WRITTEN EXERCISE:
Return every line of these records word for word, with no changes.

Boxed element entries
┌────────
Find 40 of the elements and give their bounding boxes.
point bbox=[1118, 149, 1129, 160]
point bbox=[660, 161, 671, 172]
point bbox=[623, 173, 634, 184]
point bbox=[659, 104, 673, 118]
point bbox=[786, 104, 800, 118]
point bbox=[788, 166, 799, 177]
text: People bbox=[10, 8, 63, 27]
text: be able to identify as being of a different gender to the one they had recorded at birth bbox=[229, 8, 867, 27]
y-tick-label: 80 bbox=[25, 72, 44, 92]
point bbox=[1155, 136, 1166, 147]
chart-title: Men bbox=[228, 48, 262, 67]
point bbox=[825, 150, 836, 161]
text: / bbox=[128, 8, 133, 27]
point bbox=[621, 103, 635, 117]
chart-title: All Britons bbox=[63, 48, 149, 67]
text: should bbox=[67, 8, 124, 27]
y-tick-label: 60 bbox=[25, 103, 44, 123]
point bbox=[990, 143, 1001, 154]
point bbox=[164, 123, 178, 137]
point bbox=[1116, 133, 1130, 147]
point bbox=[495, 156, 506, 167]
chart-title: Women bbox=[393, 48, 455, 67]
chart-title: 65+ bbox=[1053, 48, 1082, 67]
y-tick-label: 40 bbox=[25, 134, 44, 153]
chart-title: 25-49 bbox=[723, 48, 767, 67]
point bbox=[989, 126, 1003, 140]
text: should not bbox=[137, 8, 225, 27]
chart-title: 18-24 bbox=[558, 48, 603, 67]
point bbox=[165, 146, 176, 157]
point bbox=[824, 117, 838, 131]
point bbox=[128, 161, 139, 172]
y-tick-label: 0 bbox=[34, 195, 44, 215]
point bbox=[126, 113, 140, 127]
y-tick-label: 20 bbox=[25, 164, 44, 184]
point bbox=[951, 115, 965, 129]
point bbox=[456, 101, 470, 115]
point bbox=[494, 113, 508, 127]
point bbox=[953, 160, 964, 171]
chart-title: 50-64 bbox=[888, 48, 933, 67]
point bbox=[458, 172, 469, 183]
└────────
RESULT OF THE TASK:
Find 40 of the elements and give their bounding boxes.
point bbox=[1118, 149, 1129, 160]
point bbox=[660, 161, 671, 172]
point bbox=[623, 173, 634, 184]
point bbox=[659, 104, 673, 118]
point bbox=[786, 104, 800, 118]
point bbox=[788, 166, 799, 177]
text: People bbox=[10, 8, 63, 27]
text: be able to identify as being of a different gender to the one they had recorded at birth bbox=[229, 8, 867, 27]
y-tick-label: 80 bbox=[25, 72, 44, 92]
point bbox=[1155, 136, 1166, 147]
chart-title: Men bbox=[228, 48, 262, 67]
point bbox=[825, 150, 836, 161]
text: / bbox=[128, 8, 133, 27]
point bbox=[621, 103, 635, 117]
chart-title: All Britons bbox=[63, 48, 149, 67]
text: should bbox=[67, 8, 124, 27]
y-tick-label: 60 bbox=[25, 103, 44, 123]
point bbox=[990, 143, 1001, 154]
point bbox=[164, 123, 178, 137]
point bbox=[1116, 133, 1130, 147]
point bbox=[495, 156, 506, 167]
chart-title: Women bbox=[393, 48, 455, 67]
chart-title: 65+ bbox=[1053, 48, 1082, 67]
y-tick-label: 40 bbox=[25, 134, 44, 153]
chart-title: 25-49 bbox=[723, 48, 767, 67]
point bbox=[989, 126, 1003, 140]
text: should not bbox=[137, 8, 225, 27]
chart-title: 18-24 bbox=[558, 48, 603, 67]
point bbox=[165, 146, 176, 157]
point bbox=[824, 117, 838, 131]
point bbox=[128, 161, 139, 172]
y-tick-label: 0 bbox=[34, 195, 44, 215]
point bbox=[126, 113, 140, 127]
y-tick-label: 20 bbox=[25, 164, 44, 184]
point bbox=[951, 115, 965, 129]
point bbox=[456, 101, 470, 115]
point bbox=[494, 113, 508, 127]
point bbox=[953, 160, 964, 171]
chart-title: 50-64 bbox=[888, 48, 933, 67]
point bbox=[458, 172, 469, 183]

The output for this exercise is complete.